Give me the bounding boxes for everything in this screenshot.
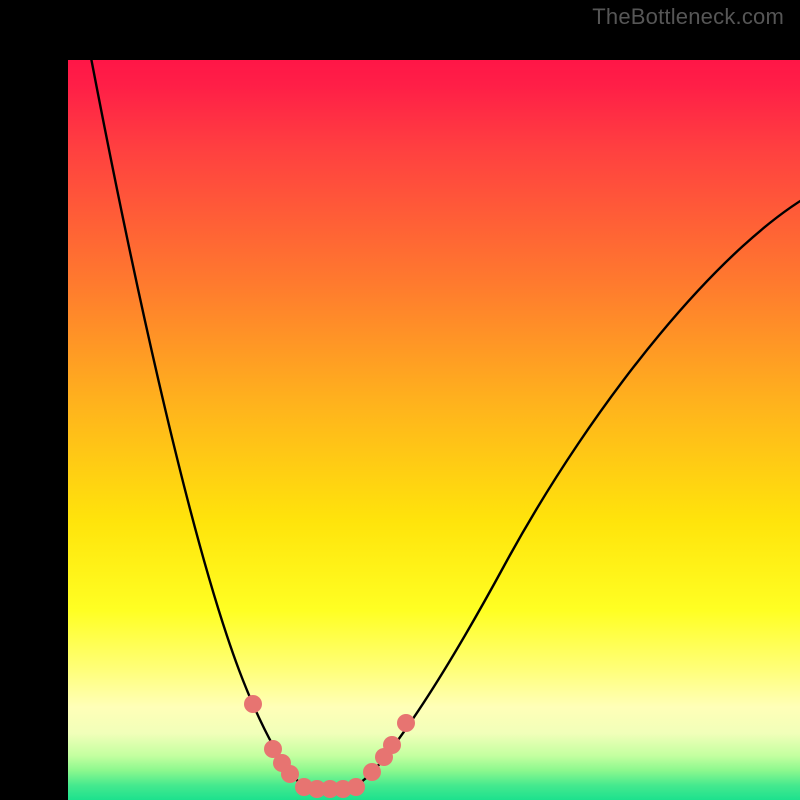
data-marker xyxy=(281,765,299,783)
data-marker xyxy=(244,695,262,713)
chart-frame: TheBottleneck.com xyxy=(0,0,800,800)
data-marker xyxy=(363,763,381,781)
watermark-text: TheBottleneck.com xyxy=(592,4,784,30)
data-marker xyxy=(397,714,415,732)
plot-area xyxy=(34,30,784,774)
chart-svg xyxy=(34,30,800,800)
gradient-background xyxy=(68,60,800,800)
data-marker xyxy=(347,778,365,796)
data-marker xyxy=(383,736,401,754)
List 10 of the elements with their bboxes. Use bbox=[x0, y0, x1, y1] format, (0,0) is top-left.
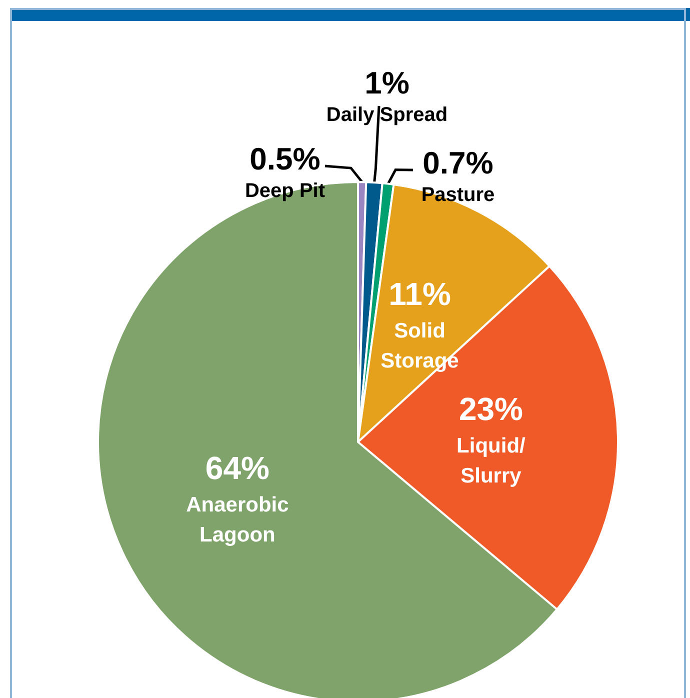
slice-label: Liquid/ Slurry bbox=[456, 434, 526, 488]
slice-label: Daily Spread bbox=[326, 104, 448, 126]
data-label: 64% bbox=[205, 450, 270, 486]
slice-label: Anaerobic Lagoon bbox=[186, 494, 290, 547]
data-label: 0.7% bbox=[422, 146, 494, 180]
slice-label: Deep Pit bbox=[244, 180, 326, 202]
data-label: 11% bbox=[388, 276, 451, 312]
data-label: 0.5% bbox=[250, 142, 320, 176]
data-label: 1% bbox=[364, 66, 410, 100]
data-label: 23% bbox=[458, 391, 523, 428]
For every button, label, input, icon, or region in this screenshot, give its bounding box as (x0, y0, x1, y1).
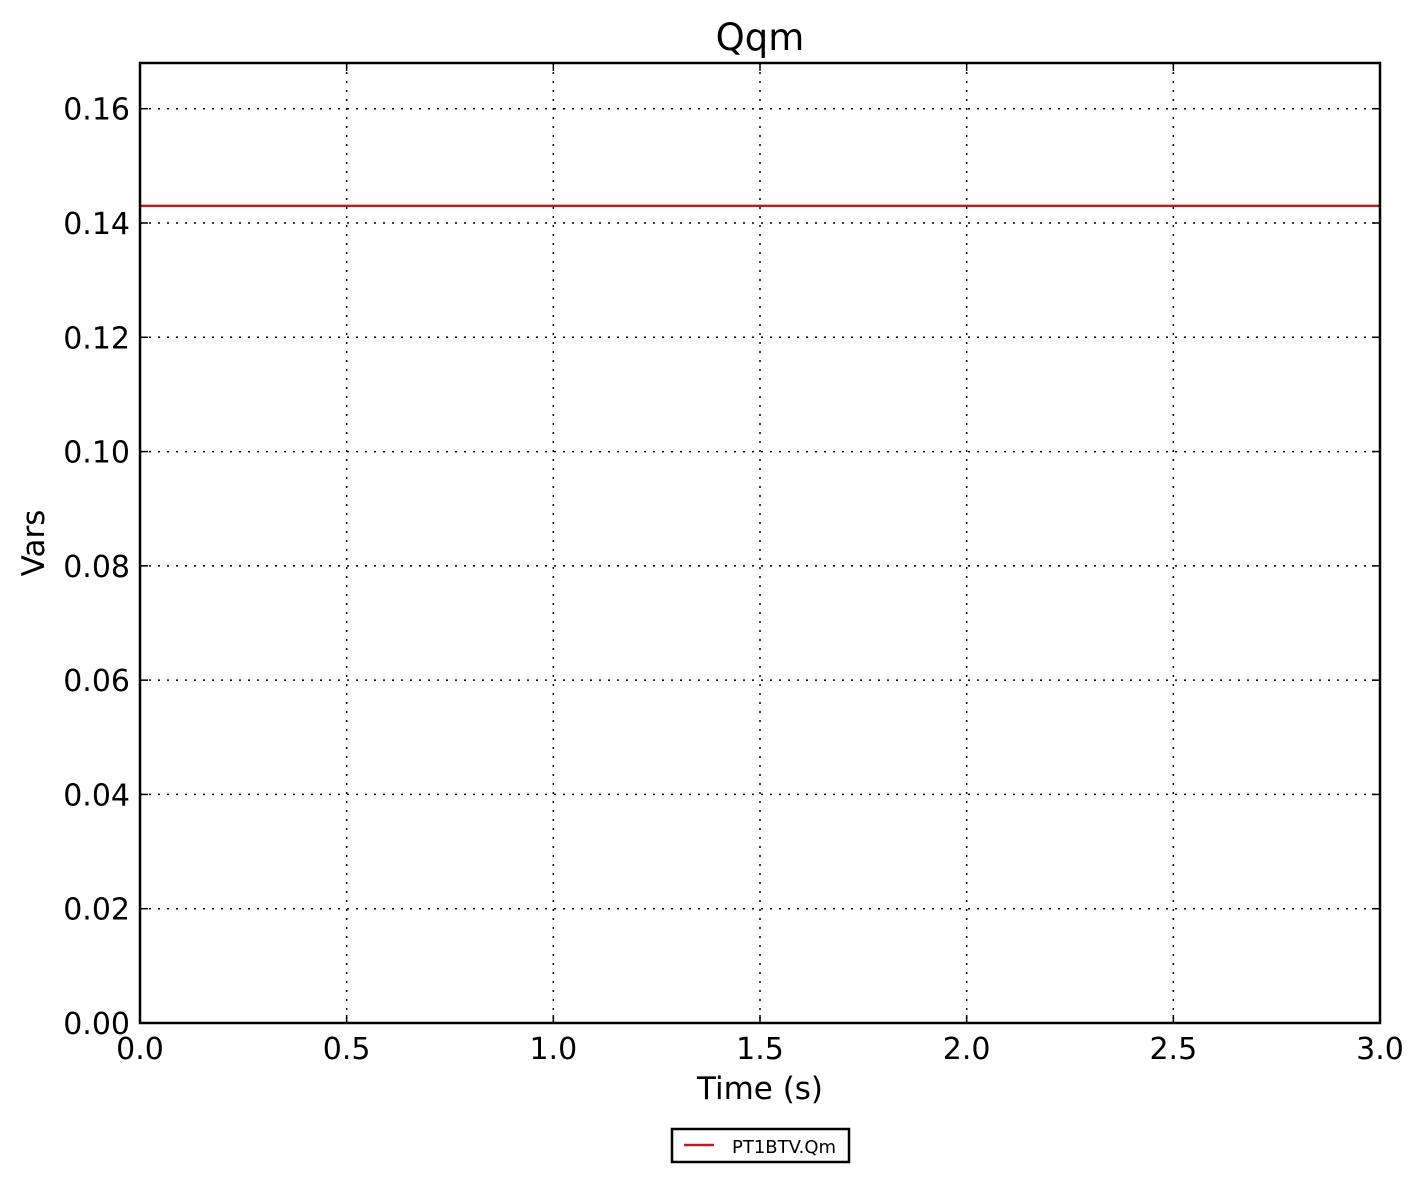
------------------------------
* Challenge *
Reproduce every row above verbatim, omitting the pictures.

* Task output *
Give me the bounding boxes for everything in this screenshot.
data-marker xyxy=(281,765,299,783)
data-marker xyxy=(244,695,262,713)
chart-frame: TheBottleneck.com xyxy=(0,0,800,800)
data-marker xyxy=(363,763,381,781)
watermark-text: TheBottleneck.com xyxy=(592,4,784,30)
data-marker xyxy=(397,714,415,732)
plot-area xyxy=(34,30,784,774)
chart-svg xyxy=(34,30,800,800)
gradient-background xyxy=(68,60,800,800)
data-marker xyxy=(347,778,365,796)
data-marker xyxy=(383,736,401,754)
List 10 of the elements with their bboxes. Use bbox=[x0, y0, x1, y1] format, (0,0) is top-left.
slice-label: Liquid/ Slurry bbox=[456, 434, 526, 488]
slice-label: Daily Spread bbox=[326, 104, 448, 126]
data-label: 64% bbox=[205, 450, 270, 486]
slice-label: Anaerobic Lagoon bbox=[186, 494, 290, 547]
data-label: 0.7% bbox=[422, 146, 494, 180]
slice-label: Deep Pit bbox=[244, 180, 326, 202]
data-label: 11% bbox=[388, 276, 451, 312]
data-label: 0.5% bbox=[250, 142, 320, 176]
data-label: 1% bbox=[364, 66, 410, 100]
data-label: 23% bbox=[458, 391, 523, 428]
For every button, label, input, icon, or region in this screenshot, give its bounding box as (x0, y0, x1, y1).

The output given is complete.